━━ INPUT RECORDS

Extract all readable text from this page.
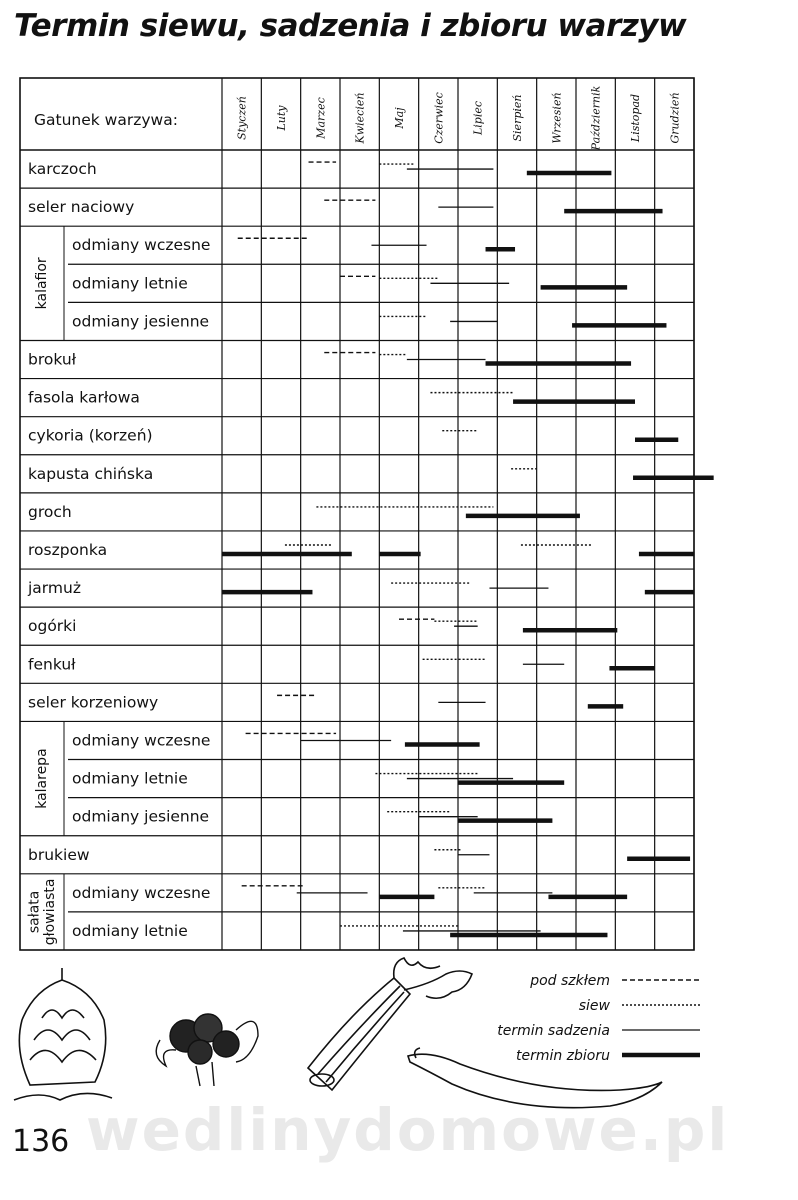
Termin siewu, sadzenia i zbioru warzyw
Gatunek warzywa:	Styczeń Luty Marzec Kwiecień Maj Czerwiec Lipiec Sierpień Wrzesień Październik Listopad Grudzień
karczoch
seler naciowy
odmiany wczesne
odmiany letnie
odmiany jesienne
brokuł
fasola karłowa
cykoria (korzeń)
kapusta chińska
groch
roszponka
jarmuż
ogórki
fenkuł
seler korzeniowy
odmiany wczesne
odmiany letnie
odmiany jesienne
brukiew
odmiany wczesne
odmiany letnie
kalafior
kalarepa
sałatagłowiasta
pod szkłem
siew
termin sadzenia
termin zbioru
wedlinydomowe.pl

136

━━━━
━━ INPUT RECORDS

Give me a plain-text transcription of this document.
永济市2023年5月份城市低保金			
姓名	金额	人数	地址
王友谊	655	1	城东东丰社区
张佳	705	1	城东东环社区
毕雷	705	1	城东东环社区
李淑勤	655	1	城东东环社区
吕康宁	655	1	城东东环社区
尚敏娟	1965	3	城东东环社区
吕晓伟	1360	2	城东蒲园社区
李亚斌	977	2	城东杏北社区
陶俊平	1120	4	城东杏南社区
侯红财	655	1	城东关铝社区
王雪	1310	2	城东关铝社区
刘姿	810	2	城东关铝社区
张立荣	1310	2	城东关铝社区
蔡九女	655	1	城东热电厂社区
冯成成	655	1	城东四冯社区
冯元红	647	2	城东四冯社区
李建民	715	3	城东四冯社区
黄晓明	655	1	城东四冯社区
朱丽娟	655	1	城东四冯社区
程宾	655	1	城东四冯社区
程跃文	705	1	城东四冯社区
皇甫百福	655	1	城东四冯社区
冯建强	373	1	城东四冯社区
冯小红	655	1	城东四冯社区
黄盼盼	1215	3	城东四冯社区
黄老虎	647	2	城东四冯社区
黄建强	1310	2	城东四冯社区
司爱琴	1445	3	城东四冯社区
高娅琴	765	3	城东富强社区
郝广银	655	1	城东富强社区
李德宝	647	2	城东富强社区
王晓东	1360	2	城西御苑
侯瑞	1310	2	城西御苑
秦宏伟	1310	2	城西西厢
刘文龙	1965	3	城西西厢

━━━━
━━ INPUT RECORDS

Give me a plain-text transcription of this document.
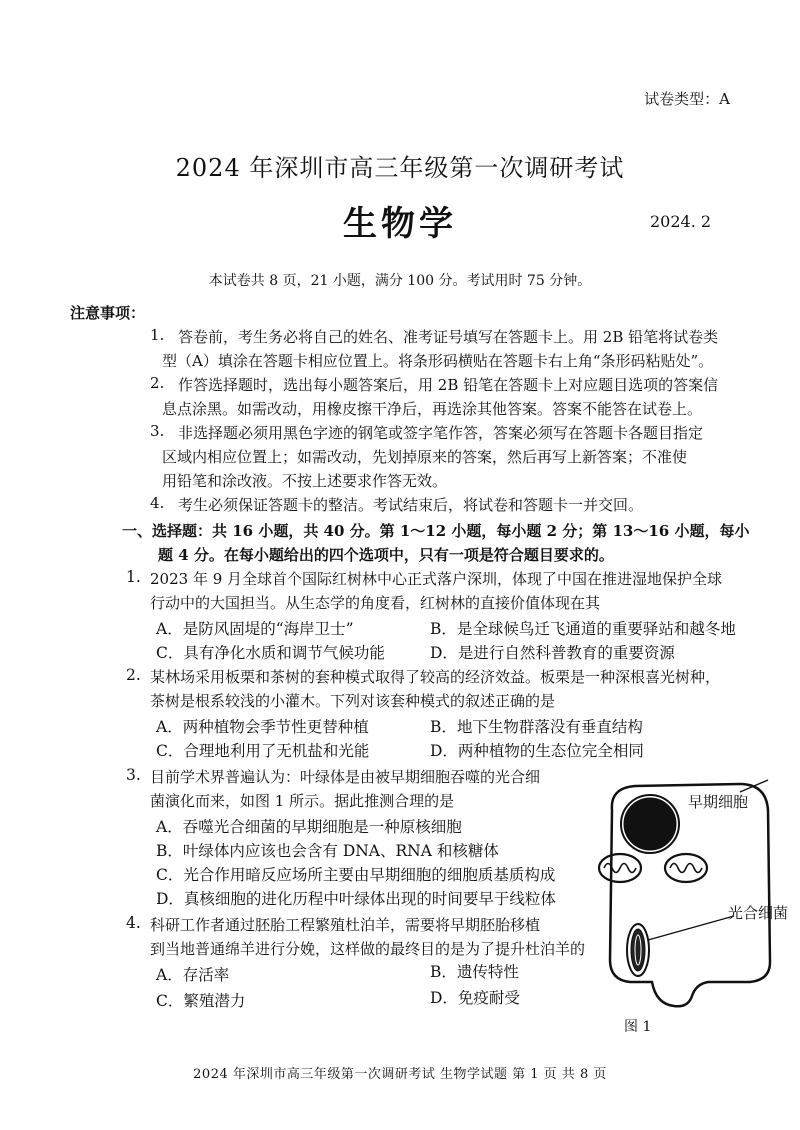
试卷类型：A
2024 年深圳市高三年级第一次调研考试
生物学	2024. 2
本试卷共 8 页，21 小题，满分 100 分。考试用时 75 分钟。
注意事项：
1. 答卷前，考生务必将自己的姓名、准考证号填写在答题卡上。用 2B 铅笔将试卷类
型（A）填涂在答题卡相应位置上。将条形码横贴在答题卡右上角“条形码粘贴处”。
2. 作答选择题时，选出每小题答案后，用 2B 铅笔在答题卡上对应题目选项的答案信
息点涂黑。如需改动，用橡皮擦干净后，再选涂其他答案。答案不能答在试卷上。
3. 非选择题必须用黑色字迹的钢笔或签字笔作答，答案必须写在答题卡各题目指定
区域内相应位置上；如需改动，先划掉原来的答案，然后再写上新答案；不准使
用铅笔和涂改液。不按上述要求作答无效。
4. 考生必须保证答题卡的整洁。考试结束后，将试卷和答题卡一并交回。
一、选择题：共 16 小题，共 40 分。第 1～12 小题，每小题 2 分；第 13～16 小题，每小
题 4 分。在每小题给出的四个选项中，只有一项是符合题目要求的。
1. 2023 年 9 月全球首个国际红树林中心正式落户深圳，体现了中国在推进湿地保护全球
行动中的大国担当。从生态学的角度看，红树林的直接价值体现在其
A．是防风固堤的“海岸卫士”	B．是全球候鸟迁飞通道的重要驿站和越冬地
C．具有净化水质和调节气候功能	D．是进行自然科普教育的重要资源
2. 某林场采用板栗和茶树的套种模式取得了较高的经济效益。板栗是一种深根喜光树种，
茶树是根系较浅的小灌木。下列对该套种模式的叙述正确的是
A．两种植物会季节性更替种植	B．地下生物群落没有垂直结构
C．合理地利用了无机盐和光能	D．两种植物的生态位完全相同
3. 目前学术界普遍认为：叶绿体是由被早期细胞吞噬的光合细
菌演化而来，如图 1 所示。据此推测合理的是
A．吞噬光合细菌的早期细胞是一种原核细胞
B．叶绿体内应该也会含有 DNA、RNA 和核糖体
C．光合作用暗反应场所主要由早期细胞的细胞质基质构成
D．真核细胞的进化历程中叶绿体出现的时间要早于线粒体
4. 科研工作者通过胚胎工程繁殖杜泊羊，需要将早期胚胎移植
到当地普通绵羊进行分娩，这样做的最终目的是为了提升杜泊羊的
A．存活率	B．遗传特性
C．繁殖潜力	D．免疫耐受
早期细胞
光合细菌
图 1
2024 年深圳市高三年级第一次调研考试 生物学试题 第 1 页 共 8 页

━━━━

Select all lines in the listing that include the word "城东关铝社区".

**RESULT OF THIS EXERCISE**
侯红财	655	1	城东关铝社区
王雪	1310	2	城东关铝社区
刘姿	810	2	城东关铝社区
张立荣	1310	2	城东关铝社区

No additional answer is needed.